● **Exercise prompt**: In full and without deviation, write out the entries that follow.

Data entries:

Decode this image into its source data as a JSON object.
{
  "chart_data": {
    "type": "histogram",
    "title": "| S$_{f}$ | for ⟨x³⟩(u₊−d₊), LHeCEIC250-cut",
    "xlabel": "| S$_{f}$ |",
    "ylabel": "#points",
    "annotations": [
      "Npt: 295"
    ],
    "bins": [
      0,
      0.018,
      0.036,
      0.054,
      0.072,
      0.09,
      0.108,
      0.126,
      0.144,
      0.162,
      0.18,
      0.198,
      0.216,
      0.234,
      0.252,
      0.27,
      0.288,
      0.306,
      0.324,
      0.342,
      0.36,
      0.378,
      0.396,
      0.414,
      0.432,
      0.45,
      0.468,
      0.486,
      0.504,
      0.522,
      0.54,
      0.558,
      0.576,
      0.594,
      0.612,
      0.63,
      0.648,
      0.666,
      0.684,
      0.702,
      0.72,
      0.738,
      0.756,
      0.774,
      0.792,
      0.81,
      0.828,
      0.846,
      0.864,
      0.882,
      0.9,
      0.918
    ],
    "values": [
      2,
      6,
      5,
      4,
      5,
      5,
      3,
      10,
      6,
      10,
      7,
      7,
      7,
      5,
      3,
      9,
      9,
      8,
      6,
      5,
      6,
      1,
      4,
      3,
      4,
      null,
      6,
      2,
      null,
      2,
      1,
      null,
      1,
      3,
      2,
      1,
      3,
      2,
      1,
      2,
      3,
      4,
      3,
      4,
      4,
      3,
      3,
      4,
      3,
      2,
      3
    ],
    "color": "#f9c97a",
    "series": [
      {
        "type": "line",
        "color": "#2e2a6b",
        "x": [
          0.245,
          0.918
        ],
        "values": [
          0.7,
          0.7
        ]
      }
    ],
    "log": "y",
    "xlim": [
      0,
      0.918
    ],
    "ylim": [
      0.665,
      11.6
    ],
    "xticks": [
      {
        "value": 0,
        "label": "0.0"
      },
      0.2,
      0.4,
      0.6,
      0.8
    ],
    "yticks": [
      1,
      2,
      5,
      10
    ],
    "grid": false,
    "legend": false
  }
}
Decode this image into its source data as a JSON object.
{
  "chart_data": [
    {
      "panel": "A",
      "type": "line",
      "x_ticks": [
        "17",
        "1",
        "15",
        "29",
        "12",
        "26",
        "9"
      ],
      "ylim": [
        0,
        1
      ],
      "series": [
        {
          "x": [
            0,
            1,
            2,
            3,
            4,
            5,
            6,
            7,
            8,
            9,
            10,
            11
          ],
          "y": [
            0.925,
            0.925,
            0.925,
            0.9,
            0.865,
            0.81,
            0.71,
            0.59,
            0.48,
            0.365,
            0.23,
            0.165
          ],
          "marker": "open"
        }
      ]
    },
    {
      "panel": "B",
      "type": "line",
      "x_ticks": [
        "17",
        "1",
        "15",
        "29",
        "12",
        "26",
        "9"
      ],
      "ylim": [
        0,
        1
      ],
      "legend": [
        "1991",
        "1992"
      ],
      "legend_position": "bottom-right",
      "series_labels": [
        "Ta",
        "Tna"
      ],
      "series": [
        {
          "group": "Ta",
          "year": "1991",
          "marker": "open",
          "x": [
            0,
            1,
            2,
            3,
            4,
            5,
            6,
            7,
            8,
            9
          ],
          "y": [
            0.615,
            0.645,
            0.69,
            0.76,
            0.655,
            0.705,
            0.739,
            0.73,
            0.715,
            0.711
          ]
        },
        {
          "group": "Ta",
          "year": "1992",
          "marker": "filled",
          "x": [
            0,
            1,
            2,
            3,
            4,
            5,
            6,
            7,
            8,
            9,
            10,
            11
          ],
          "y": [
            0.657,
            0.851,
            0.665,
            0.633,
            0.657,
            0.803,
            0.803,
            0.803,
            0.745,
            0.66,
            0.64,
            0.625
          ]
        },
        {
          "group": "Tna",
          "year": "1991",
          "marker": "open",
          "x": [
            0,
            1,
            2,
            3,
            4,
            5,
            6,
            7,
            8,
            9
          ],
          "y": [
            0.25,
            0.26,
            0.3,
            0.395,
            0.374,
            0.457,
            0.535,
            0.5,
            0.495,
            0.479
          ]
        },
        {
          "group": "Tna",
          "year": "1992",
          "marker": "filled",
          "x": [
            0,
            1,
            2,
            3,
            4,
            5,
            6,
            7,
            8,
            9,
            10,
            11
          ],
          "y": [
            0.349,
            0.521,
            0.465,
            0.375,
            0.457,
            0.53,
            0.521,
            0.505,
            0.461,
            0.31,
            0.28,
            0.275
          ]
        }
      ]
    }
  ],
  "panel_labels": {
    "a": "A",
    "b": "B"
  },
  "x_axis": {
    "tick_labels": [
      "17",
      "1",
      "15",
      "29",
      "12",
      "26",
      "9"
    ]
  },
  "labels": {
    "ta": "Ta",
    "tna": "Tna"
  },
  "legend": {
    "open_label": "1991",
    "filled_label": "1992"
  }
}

● **The output**:
Decode this image into its source data as a JSON object.
{
  "chart_data": {
    "type": "histogram",
    "title": "| S$_{f}$ | for ⟨x³⟩(u₊−d₊), LHeCEIC250-cut",
    "xlabel": "| S$_{f}$ |",
    "ylabel": "#points",
    "annotations": [
      "Npt: 295"
    ],
    "bins": [
      0,
      0.018,
      0.036,
      0.054,
      0.072,
      0.09,
      0.108,
      0.126,
      0.144,
      0.162,
      0.18,
      0.198,
      0.216,
      0.234,
      0.252,
      0.27,
      0.288,
      0.306,
      0.324,
      0.342,
      0.36,
      0.378,
      0.396,
      0.414,
      0.432,
      0.45,
      0.468,
      0.486,
      0.504,
      0.522,
      0.54,
      0.558,
      0.576,
      0.594,
      0.612,
      0.63,
      0.648,
      0.666,
      0.684,
      0.702,
      0.72,
      0.738,
      0.756,
      0.774,
      0.792,
      0.81,
      0.828,
      0.846,
      0.864,
      0.882,
      0.9,
      0.918
    ],
    "values": [
      2,
      6,
      5,
      4,
      5,
      5,
      3,
      10,
      6,
      10,
      7,
      7,
      7,
      5,
      3,
      9,
      9,
      8,
      6,
      5,
      6,
      1,
      4,
      3,
      4,
      null,
      6,
      2,
      null,
      2,
      1,
      null,
      1,
      3,
      2,
      1,
      3,
      2,
      1,
      2,
      3,
      4,
      3,
      4,
      4,
      3,
      3,
      4,
      3,
      2,
      3
    ],
    "color": "#f9c97a",
    "series": [
      {
        "type": "line",
        "color": "#2e2a6b",
        "x": [
          0.245,
          0.918
        ],
        "values": [
          0.7,
          0.7
        ]
      }
    ],
    "log": "y",
    "xlim": [
      0,
      0.918
    ],
    "ylim": [
      0.665,
      11.6
    ],
    "xticks": [
      {
        "value": 0,
        "label": "0.0"
      },
      0.2,
      0.4,
      0.6,
      0.8
    ],
    "yticks": [
      1,
      2,
      5,
      10
    ],
    "grid": false,
    "legend": false
  }
}
Decode this image into its source data as a JSON object.
{
  "chart_data": [
    {
      "panel": "A",
      "type": "line",
      "x_ticks": [
        "17",
        "1",
        "15",
        "29",
        "12",
        "26",
        "9"
      ],
      "ylim": [
        0,
        1
      ],
      "series": [
        {
          "x": [
            0,
            1,
            2,
            3,
            4,
            5,
            6,
            7,
            8,
            9,
            10,
            11
          ],
          "y": [
            0.925,
            0.925,
            0.925,
            0.9,
            0.865,
            0.81,
            0.71,
            0.59,
            0.48,
            0.365,
            0.23,
            0.165
          ],
          "marker": "open"
        }
      ]
    },
    {
      "panel": "B",
      "type": "line",
      "x_ticks": [
        "17",
        "1",
        "15",
        "29",
        "12",
        "26",
        "9"
      ],
      "ylim": [
        0,
        1
      ],
      "legend": [
        "1991",
        "1992"
      ],
      "legend_position": "bottom-right",
      "series_labels": [
        "Ta",
        "Tna"
      ],
      "series": [
        {
          "group": "Ta",
          "year": "1991",
          "marker": "open",
          "x": [
            0,
            1,
            2,
            3,
            4,
            5,
            6,
            7,
            8,
            9
          ],
          "y": [
            0.615,
            0.645,
            0.69,
            0.76,
            0.655,
            0.705,
            0.739,
            0.73,
            0.715,
            0.711
          ]
        },
        {
          "group": "Ta",
          "year": "1992",
          "marker": "filled",
          "x": [
            0,
            1,
            2,
            3,
            4,
            5,
            6,
            7,
            8,
            9,
            10,
            11
          ],
          "y": [
            0.657,
            0.851,
            0.665,
            0.633,
            0.657,
            0.803,
            0.803,
            0.803,
            0.745,
            0.66,
            0.64,
            0.625
          ]
        },
        {
          "group": "Tna",
          "year": "1991",
          "marker": "open",
          "x": [
            0,
            1,
            2,
            3,
            4,
            5,
            6,
            7,
            8,
            9
          ],
          "y": [
            0.25,
            0.26,
            0.3,
            0.395,
            0.374,
            0.457,
            0.535,
            0.5,
            0.495,
            0.479
          ]
        },
        {
          "group": "Tna",
          "year": "1992",
          "marker": "filled",
          "x": [
            0,
            1,
            2,
            3,
            4,
            5,
            6,
            7,
            8,
            9,
            10,
            11
          ],
          "y": [
            0.349,
            0.521,
            0.465,
            0.375,
            0.457,
            0.53,
            0.521,
            0.505,
            0.461,
            0.31,
            0.28,
            0.275
          ]
        }
      ]
    }
  ],
  "panel_labels": {
    "a": "A",
    "b": "B"
  },
  "x_axis": {
    "tick_labels": [
      "17",
      "1",
      "15",
      "29",
      "12",
      "26",
      "9"
    ]
  },
  "labels": {
    "ta": "Ta",
    "tna": "Tna"
  },
  "legend": {
    "open_label": "1991",
    "filled_label": "1992"
  }
}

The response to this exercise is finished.